Figure record listings
•••••
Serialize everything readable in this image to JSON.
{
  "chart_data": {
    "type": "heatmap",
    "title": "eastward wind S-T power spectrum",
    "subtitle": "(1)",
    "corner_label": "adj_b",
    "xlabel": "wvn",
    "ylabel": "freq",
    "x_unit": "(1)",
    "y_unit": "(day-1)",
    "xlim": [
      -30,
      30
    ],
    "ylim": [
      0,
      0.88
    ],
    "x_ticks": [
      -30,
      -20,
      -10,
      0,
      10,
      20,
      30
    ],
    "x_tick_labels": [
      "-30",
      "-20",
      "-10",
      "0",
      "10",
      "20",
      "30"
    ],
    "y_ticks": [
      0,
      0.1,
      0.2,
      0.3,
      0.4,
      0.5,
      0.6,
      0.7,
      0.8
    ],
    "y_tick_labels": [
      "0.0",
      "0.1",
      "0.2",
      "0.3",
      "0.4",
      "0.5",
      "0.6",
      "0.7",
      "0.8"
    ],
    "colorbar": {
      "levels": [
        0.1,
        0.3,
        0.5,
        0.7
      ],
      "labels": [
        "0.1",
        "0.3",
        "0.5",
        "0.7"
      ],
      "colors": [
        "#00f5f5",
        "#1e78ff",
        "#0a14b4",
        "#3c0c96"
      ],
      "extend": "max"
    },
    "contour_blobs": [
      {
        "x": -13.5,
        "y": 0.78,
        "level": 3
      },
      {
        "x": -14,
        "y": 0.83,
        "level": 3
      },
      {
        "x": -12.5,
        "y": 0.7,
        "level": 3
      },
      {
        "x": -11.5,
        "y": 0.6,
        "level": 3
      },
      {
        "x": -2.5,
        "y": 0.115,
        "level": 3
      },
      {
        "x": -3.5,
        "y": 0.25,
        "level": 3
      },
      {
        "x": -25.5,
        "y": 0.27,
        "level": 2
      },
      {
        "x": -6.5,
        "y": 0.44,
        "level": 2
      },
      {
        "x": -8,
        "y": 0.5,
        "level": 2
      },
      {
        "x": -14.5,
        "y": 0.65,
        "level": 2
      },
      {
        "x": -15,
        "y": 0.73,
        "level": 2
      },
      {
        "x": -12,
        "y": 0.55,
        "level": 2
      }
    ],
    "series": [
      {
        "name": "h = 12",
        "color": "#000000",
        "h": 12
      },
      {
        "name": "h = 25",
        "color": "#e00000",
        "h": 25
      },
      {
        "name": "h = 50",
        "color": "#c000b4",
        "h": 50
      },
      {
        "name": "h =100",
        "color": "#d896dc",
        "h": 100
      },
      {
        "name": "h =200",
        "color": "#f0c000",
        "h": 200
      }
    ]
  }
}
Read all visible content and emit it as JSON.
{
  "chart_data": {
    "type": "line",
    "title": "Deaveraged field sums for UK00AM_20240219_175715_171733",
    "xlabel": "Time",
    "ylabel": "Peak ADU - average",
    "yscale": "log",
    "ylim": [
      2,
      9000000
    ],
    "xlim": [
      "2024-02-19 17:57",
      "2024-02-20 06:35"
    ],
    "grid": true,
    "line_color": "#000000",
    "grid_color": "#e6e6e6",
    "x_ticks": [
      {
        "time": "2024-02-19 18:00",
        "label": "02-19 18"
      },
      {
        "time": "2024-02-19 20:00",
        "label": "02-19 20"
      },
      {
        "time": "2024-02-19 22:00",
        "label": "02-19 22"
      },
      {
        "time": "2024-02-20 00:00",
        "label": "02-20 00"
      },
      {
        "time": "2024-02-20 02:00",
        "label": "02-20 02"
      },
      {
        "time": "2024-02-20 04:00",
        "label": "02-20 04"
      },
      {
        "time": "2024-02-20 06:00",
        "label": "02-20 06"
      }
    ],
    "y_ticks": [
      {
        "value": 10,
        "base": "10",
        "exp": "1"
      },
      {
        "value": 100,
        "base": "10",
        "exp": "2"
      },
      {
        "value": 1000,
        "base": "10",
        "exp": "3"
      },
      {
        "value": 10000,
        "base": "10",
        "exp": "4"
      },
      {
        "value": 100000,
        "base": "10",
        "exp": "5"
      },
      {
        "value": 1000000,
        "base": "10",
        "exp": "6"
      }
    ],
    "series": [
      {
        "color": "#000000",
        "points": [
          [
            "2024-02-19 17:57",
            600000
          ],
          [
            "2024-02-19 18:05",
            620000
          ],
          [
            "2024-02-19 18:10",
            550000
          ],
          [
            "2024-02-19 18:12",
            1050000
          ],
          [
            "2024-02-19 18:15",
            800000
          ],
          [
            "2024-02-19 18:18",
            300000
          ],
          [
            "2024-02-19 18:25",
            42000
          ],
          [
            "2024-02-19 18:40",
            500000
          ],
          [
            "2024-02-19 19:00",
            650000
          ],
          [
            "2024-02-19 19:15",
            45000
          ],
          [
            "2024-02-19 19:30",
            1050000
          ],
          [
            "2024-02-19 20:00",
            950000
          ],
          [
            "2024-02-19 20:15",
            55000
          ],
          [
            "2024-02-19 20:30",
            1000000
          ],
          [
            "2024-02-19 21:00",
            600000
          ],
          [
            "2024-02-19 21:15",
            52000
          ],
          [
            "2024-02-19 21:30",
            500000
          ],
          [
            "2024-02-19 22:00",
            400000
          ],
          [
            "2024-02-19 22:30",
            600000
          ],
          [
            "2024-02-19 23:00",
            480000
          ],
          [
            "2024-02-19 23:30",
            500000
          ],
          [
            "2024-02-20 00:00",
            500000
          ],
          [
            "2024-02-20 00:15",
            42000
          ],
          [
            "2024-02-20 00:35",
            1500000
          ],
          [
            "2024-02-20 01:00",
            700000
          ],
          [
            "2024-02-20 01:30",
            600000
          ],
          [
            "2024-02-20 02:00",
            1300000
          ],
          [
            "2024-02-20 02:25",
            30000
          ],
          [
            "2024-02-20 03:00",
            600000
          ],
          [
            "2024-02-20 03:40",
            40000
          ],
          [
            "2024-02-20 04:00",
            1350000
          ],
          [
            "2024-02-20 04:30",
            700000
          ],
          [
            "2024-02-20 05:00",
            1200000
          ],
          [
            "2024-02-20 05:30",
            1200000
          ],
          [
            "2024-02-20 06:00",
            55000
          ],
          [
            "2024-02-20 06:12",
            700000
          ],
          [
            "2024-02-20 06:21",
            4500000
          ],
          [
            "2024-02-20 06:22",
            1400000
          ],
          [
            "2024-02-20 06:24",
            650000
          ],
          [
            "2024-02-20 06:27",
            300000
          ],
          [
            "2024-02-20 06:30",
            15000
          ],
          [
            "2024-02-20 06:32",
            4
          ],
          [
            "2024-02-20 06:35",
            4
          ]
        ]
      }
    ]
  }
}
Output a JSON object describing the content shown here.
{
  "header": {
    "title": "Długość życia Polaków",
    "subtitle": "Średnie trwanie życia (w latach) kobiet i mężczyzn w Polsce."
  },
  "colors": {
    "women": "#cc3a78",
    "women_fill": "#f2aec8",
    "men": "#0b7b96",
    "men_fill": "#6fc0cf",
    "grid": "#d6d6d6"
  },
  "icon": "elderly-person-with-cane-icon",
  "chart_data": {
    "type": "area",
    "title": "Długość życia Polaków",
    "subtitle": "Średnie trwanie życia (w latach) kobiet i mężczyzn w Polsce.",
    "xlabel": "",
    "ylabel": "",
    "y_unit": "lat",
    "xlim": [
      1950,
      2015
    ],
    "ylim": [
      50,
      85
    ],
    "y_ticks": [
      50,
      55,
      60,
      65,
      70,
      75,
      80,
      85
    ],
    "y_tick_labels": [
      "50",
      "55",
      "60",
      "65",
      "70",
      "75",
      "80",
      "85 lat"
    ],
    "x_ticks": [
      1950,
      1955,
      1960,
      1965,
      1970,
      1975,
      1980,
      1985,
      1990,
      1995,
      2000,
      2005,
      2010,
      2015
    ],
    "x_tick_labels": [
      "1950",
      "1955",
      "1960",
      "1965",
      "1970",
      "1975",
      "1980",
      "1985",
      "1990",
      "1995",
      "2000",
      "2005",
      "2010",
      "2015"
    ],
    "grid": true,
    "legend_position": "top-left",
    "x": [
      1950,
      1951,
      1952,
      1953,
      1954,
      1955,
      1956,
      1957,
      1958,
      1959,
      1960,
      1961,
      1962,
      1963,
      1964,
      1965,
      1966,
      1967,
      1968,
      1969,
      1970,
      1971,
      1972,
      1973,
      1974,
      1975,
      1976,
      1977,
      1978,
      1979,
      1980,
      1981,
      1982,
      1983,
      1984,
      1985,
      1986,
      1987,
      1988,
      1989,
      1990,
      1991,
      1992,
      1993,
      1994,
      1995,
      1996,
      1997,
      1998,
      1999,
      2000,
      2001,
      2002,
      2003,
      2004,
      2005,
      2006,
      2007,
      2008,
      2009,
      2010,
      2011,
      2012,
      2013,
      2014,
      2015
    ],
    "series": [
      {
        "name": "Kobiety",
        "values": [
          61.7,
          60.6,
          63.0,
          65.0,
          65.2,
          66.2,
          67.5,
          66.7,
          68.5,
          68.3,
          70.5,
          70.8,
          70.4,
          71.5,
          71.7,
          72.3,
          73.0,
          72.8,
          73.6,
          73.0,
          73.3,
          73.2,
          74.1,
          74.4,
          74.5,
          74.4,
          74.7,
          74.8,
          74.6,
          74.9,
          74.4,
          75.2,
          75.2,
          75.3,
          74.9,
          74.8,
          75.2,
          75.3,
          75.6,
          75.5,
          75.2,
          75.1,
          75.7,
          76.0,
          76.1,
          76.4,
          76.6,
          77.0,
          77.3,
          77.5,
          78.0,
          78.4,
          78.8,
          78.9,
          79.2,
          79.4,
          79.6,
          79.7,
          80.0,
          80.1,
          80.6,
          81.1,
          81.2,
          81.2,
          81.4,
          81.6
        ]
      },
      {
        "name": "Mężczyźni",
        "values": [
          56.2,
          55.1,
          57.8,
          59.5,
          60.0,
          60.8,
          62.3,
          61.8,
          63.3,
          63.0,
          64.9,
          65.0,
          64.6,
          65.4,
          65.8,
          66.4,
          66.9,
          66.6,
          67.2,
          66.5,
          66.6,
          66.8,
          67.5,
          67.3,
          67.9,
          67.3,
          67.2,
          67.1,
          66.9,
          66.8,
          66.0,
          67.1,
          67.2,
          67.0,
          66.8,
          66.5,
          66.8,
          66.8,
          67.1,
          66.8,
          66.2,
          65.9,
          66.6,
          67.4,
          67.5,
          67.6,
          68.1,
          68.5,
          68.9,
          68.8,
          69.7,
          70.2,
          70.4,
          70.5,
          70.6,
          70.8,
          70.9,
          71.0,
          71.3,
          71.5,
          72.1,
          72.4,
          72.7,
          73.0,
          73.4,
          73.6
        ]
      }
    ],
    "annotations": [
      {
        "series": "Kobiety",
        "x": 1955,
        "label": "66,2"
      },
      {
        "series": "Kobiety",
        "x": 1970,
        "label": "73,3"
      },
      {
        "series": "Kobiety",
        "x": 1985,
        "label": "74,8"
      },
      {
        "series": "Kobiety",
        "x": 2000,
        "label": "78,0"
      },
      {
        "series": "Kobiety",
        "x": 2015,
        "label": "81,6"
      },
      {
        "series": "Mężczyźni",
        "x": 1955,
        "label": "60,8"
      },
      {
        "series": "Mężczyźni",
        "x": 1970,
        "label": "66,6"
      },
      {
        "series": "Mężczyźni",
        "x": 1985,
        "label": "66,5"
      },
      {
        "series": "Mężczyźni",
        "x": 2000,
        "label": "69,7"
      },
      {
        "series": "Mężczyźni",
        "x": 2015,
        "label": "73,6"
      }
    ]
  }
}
•••••
■ **AIM OF THE EXERCISE**
Count the lines that hold the string "content", and reply with that number alone.

■ **CORRECT RESULT**
2